#### [Exercise]
Repeat each record exactly as written, and drop any images.

[Data tied to figure images]
————
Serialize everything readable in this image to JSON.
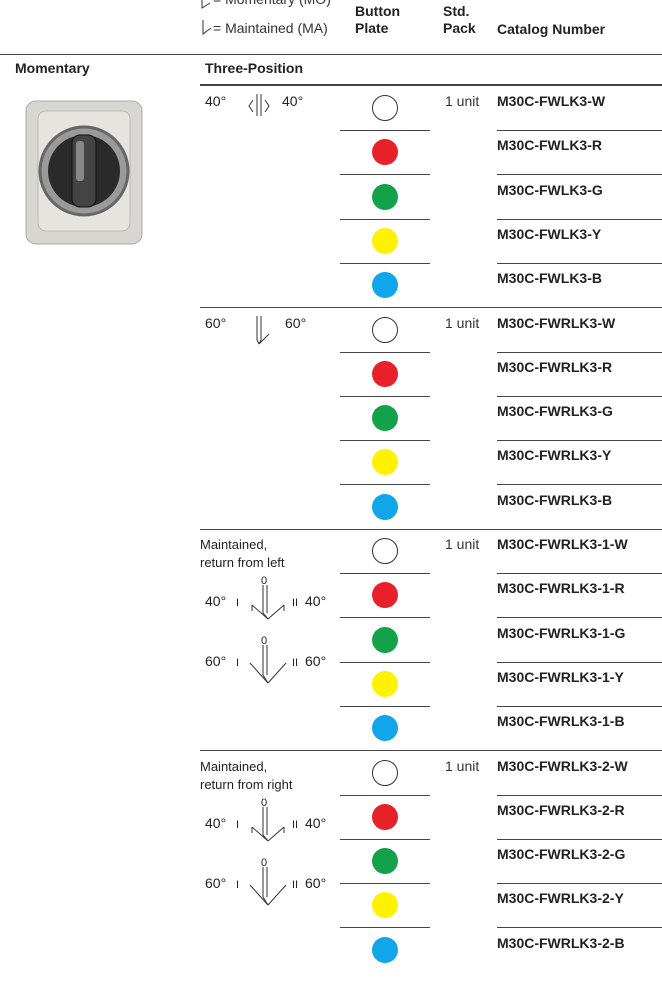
{
  "legend": {
    "momentary": "= Momentary (MO)",
    "maintained": "= Maintained (MA)"
  },
  "columns": {
    "button_plate": "Button Plate",
    "std_pack": "Std. Pack",
    "catalog_number": "Catalog Number"
  },
  "side_label": "Momentary",
  "section_title": "Three-Position",
  "groups": [
    {
      "angles": [
        "40°",
        "40°"
      ],
      "std_pack": "1 unit",
      "rows": [
        {
          "color": "#ffffff",
          "catalog": "M30C-FWLK3-W"
        },
        {
          "color": "#e8202a",
          "catalog": "M30C-FWLK3-R"
        },
        {
          "color": "#13a24a",
          "catalog": "M30C-FWLK3-G"
        },
        {
          "color": "#fff200",
          "catalog": "M30C-FWLK3-Y"
        },
        {
          "color": "#11a6ea",
          "catalog": "M30C-FWLK3-B"
        }
      ]
    },
    {
      "angles": [
        "60°",
        "60°"
      ],
      "std_pack": "1 unit",
      "rows": [
        {
          "color": "#ffffff",
          "catalog": "M30C-FWRLK3-W"
        },
        {
          "color": "#e8202a",
          "catalog": "M30C-FWRLK3-R"
        },
        {
          "color": "#13a24a",
          "catalog": "M30C-FWRLK3-G"
        },
        {
          "color": "#fff200",
          "catalog": "M30C-FWRLK3-Y"
        },
        {
          "color": "#11a6ea",
          "catalog": "M30C-FWRLK3-B"
        }
      ]
    },
    {
      "description": [
        "Maintained,",
        "return from left"
      ],
      "diagrams": [
        {
          "left": "40°",
          "left_mark": "I",
          "top": "0",
          "right_mark": "II",
          "right": "40°"
        },
        {
          "left": "60°",
          "left_mark": "I",
          "top": "0",
          "right_mark": "II",
          "right": "60°"
        }
      ],
      "std_pack": "1 unit",
      "rows": [
        {
          "color": "#ffffff",
          "catalog": "M30C-FWRLK3-1-W"
        },
        {
          "color": "#e8202a",
          "catalog": "M30C-FWRLK3-1-R"
        },
        {
          "color": "#13a24a",
          "catalog": "M30C-FWRLK3-1-G"
        },
        {
          "color": "#fff200",
          "catalog": "M30C-FWRLK3-1-Y"
        },
        {
          "color": "#11a6ea",
          "catalog": "M30C-FWRLK3-1-B"
        }
      ]
    },
    {
      "description": [
        "Maintained,",
        "return from right"
      ],
      "diagrams": [
        {
          "left": "40°",
          "left_mark": "I",
          "top": "0",
          "right_mark": "II",
          "right": "40°"
        },
        {
          "left": "60°",
          "left_mark": "I",
          "top": "0",
          "right_mark": "II",
          "right": "60°"
        }
      ],
      "std_pack": "1 unit",
      "rows": [
        {
          "color": "#ffffff",
          "catalog": "M30C-FWRLK3-2-W"
        },
        {
          "color": "#e8202a",
          "catalog": "M30C-FWRLK3-2-R"
        },
        {
          "color": "#13a24a",
          "catalog": "M30C-FWRLK3-2-G"
        },
        {
          "color": "#fff200",
          "catalog": "M30C-FWRLK3-2-Y"
        },
        {
          "color": "#11a6ea",
          "catalog": "M30C-FWRLK3-2-B"
        }
      ]
    }
  ]
}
————
#### [Solution]
Serialize everything readable in this image to JSON.
{
  "legend": {
    "momentary": "= Momentary (MO)",
    "maintained": "= Maintained (MA)"
  },
  "columns": {
    "button_plate": "Button Plate",
    "std_pack": "Std. Pack",
    "catalog_number": "Catalog Number"
  },
  "side_label": "Momentary",
  "section_title": "Three-Position",
  "groups": [
    {
      "angles": [
        "40°",
        "40°"
      ],
      "std_pack": "1 unit",
      "rows": [
        {
          "color": "#ffffff",
          "catalog": "M30C-FWLK3-W"
        },
        {
          "color": "#e8202a",
          "catalog": "M30C-FWLK3-R"
        },
        {
          "color": "#13a24a",
          "catalog": "M30C-FWLK3-G"
        },
        {
          "color": "#fff200",
          "catalog": "M30C-FWLK3-Y"
        },
        {
          "color": "#11a6ea",
          "catalog": "M30C-FWLK3-B"
        }
      ]
    },
    {
      "angles": [
        "60°",
        "60°"
      ],
      "std_pack": "1 unit",
      "rows": [
        {
          "color": "#ffffff",
          "catalog": "M30C-FWRLK3-W"
        },
        {
          "color": "#e8202a",
          "catalog": "M30C-FWRLK3-R"
        },
        {
          "color": "#13a24a",
          "catalog": "M30C-FWRLK3-G"
        },
        {
          "color": "#fff200",
          "catalog": "M30C-FWRLK3-Y"
        },
        {
          "color": "#11a6ea",
          "catalog": "M30C-FWRLK3-B"
        }
      ]
    },
    {
      "description": [
        "Maintained,",
        "return from left"
      ],
      "diagrams": [
        {
          "left": "40°",
          "left_mark": "I",
          "top": "0",
          "right_mark": "II",
          "right": "40°"
        },
        {
          "left": "60°",
          "left_mark": "I",
          "top": "0",
          "right_mark": "II",
          "right": "60°"
        }
      ],
      "std_pack": "1 unit",
      "rows": [
        {
          "color": "#ffffff",
          "catalog": "M30C-FWRLK3-1-W"
        },
        {
          "color": "#e8202a",
          "catalog": "M30C-FWRLK3-1-R"
        },
        {
          "color": "#13a24a",
          "catalog": "M30C-FWRLK3-1-G"
        },
        {
          "color": "#fff200",
          "catalog": "M30C-FWRLK3-1-Y"
        },
        {
          "color": "#11a6ea",
          "catalog": "M30C-FWRLK3-1-B"
        }
      ]
    },
    {
      "description": [
        "Maintained,",
        "return from right"
      ],
      "diagrams": [
        {
          "left": "40°",
          "left_mark": "I",
          "top": "0",
          "right_mark": "II",
          "right": "40°"
        },
        {
          "left": "60°",
          "left_mark": "I",
          "top": "0",
          "right_mark": "II",
          "right": "60°"
        }
      ],
      "std_pack": "1 unit",
      "rows": [
        {
          "color": "#ffffff",
          "catalog": "M30C-FWRLK3-2-W"
        },
        {
          "color": "#e8202a",
          "catalog": "M30C-FWRLK3-2-R"
        },
        {
          "color": "#13a24a",
          "catalog": "M30C-FWRLK3-2-G"
        },
        {
          "color": "#fff200",
          "catalog": "M30C-FWRLK3-2-Y"
        },
        {
          "color": "#11a6ea",
          "catalog": "M30C-FWRLK3-2-B"
        }
      ]
    }
  ]
}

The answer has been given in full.